> **RECORD EXCERPTS**
(begin)
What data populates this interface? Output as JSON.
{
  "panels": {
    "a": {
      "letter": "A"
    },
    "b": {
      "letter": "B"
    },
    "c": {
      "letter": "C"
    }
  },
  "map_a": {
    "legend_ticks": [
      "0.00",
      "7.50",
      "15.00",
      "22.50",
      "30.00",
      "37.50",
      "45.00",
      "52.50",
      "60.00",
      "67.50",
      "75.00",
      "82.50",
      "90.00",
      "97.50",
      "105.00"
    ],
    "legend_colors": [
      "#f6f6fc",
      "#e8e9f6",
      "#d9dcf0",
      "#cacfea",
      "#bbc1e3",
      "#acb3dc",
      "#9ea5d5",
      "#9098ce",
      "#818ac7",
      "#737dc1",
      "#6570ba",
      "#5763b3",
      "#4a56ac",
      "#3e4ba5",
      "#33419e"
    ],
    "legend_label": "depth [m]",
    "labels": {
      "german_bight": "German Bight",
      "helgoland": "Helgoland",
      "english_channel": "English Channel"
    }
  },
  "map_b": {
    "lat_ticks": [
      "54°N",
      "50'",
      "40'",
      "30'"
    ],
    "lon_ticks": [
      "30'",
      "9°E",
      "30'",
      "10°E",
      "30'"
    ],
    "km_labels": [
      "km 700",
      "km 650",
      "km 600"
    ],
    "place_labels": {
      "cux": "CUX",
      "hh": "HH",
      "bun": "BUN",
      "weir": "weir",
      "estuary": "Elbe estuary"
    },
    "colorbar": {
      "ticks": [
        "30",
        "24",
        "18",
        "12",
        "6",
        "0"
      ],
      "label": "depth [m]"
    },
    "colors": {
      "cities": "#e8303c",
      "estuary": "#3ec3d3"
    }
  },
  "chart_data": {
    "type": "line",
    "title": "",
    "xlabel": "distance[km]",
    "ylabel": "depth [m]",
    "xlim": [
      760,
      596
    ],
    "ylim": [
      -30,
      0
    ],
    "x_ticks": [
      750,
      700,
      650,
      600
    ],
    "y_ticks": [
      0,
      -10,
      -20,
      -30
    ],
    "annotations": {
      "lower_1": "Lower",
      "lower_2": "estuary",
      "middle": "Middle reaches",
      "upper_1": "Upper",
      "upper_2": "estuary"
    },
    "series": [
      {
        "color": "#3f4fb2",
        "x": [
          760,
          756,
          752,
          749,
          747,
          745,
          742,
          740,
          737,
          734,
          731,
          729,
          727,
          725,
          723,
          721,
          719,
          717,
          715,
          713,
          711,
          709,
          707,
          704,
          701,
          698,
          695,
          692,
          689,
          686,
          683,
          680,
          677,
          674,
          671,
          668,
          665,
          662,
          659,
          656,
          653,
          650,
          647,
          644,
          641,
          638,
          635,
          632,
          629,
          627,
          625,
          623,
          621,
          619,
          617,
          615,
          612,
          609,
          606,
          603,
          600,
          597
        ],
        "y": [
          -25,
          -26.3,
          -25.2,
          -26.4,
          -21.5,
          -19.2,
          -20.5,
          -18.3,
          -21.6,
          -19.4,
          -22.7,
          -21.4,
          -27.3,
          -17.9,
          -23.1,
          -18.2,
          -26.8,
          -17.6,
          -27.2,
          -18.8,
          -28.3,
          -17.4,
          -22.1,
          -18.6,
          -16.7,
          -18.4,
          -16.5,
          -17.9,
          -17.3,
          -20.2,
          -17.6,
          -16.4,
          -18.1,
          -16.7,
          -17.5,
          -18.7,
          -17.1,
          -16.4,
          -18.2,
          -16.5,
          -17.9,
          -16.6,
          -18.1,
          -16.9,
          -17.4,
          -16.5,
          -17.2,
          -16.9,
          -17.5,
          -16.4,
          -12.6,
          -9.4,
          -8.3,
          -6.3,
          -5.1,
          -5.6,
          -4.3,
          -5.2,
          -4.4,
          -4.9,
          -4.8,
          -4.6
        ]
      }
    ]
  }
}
(end)
> **DIRECTION**
Please reproduce all of the entries exactly as they stand.

> **ANSWER FOR THE TASK**
What data populates this interface? Output as JSON.
{
  "panels": {
    "a": {
      "letter": "A"
    },
    "b": {
      "letter": "B"
    },
    "c": {
      "letter": "C"
    }
  },
  "map_a": {
    "legend_ticks": [
      "0.00",
      "7.50",
      "15.00",
      "22.50",
      "30.00",
      "37.50",
      "45.00",
      "52.50",
      "60.00",
      "67.50",
      "75.00",
      "82.50",
      "90.00",
      "97.50",
      "105.00"
    ],
    "legend_colors": [
      "#f6f6fc",
      "#e8e9f6",
      "#d9dcf0",
      "#cacfea",
      "#bbc1e3",
      "#acb3dc",
      "#9ea5d5",
      "#9098ce",
      "#818ac7",
      "#737dc1",
      "#6570ba",
      "#5763b3",
      "#4a56ac",
      "#3e4ba5",
      "#33419e"
    ],
    "legend_label": "depth [m]",
    "labels": {
      "german_bight": "German Bight",
      "helgoland": "Helgoland",
      "english_channel": "English Channel"
    }
  },
  "map_b": {
    "lat_ticks": [
      "54°N",
      "50'",
      "40'",
      "30'"
    ],
    "lon_ticks": [
      "30'",
      "9°E",
      "30'",
      "10°E",
      "30'"
    ],
    "km_labels": [
      "km 700",
      "km 650",
      "km 600"
    ],
    "place_labels": {
      "cux": "CUX",
      "hh": "HH",
      "bun": "BUN",
      "weir": "weir",
      "estuary": "Elbe estuary"
    },
    "colorbar": {
      "ticks": [
        "30",
        "24",
        "18",
        "12",
        "6",
        "0"
      ],
      "label": "depth [m]"
    },
    "colors": {
      "cities": "#e8303c",
      "estuary": "#3ec3d3"
    }
  },
  "chart_data": {
    "type": "line",
    "title": "",
    "xlabel": "distance[km]",
    "ylabel": "depth [m]",
    "xlim": [
      760,
      596
    ],
    "ylim": [
      -30,
      0
    ],
    "x_ticks": [
      750,
      700,
      650,
      600
    ],
    "y_ticks": [
      0,
      -10,
      -20,
      -30
    ],
    "annotations": {
      "lower_1": "Lower",
      "lower_2": "estuary",
      "middle": "Middle reaches",
      "upper_1": "Upper",
      "upper_2": "estuary"
    },
    "series": [
      {
        "color": "#3f4fb2",
        "x": [
          760,
          756,
          752,
          749,
          747,
          745,
          742,
          740,
          737,
          734,
          731,
          729,
          727,
          725,
          723,
          721,
          719,
          717,
          715,
          713,
          711,
          709,
          707,
          704,
          701,
          698,
          695,
          692,
          689,
          686,
          683,
          680,
          677,
          674,
          671,
          668,
          665,
          662,
          659,
          656,
          653,
          650,
          647,
          644,
          641,
          638,
          635,
          632,
          629,
          627,
          625,
          623,
          621,
          619,
          617,
          615,
          612,
          609,
          606,
          603,
          600,
          597
        ],
        "y": [
          -25,
          -26.3,
          -25.2,
          -26.4,
          -21.5,
          -19.2,
          -20.5,
          -18.3,
          -21.6,
          -19.4,
          -22.7,
          -21.4,
          -27.3,
          -17.9,
          -23.1,
          -18.2,
          -26.8,
          -17.6,
          -27.2,
          -18.8,
          -28.3,
          -17.4,
          -22.1,
          -18.6,
          -16.7,
          -18.4,
          -16.5,
          -17.9,
          -17.3,
          -20.2,
          -17.6,
          -16.4,
          -18.1,
          -16.7,
          -17.5,
          -18.7,
          -17.1,
          -16.4,
          -18.2,
          -16.5,
          -17.9,
          -16.6,
          -18.1,
          -16.9,
          -17.4,
          -16.5,
          -17.2,
          -16.9,
          -17.5,
          -16.4,
          -12.6,
          -9.4,
          -8.3,
          -6.3,
          -5.1,
          -5.6,
          -4.3,
          -5.2,
          -4.4,
          -4.9,
          -4.8,
          -4.6
        ]
      }
    ]
  }
}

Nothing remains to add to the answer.